*Task goal*
Sift the material for lines containing "origen", and return them.

*Supplied data*

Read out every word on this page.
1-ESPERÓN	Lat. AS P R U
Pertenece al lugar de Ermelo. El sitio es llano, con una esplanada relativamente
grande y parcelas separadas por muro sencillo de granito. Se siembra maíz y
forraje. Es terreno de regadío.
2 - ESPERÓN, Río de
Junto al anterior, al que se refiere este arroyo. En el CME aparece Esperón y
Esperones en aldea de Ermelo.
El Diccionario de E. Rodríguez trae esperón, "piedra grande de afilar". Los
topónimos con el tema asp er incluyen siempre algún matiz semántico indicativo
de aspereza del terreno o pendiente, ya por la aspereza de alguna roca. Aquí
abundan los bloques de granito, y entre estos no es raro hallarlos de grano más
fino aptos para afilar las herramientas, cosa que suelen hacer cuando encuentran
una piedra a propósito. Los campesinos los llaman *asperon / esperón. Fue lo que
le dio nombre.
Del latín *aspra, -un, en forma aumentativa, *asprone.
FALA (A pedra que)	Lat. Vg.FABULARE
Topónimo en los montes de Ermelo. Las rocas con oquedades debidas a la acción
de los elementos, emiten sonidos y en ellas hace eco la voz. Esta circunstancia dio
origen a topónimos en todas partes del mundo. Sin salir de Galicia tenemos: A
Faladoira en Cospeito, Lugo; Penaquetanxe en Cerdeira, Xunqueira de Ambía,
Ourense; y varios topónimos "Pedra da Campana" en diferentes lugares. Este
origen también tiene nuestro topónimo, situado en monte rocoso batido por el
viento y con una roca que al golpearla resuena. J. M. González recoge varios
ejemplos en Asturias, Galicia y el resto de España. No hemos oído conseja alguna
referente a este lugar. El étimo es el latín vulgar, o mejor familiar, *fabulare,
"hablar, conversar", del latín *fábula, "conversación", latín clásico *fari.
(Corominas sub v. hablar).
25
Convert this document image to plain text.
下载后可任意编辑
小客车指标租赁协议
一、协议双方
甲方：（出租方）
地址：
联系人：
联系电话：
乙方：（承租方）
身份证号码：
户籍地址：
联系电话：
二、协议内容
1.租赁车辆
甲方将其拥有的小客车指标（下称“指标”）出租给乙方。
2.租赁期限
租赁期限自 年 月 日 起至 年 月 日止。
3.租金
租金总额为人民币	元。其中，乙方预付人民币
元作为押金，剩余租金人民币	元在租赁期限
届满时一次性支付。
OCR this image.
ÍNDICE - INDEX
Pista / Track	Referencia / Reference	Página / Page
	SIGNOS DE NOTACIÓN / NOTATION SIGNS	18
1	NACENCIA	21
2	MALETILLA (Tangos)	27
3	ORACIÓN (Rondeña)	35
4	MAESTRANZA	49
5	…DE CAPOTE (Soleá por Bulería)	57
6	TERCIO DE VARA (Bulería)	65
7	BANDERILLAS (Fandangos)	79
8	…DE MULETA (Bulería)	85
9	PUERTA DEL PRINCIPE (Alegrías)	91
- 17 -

*Response to the exercise*
origen a topónimos en todas partes del mundo. Sin salir de Galicia tenemos: A
origen también tiene nuestro topónimo, situado en monte rocoso batido por el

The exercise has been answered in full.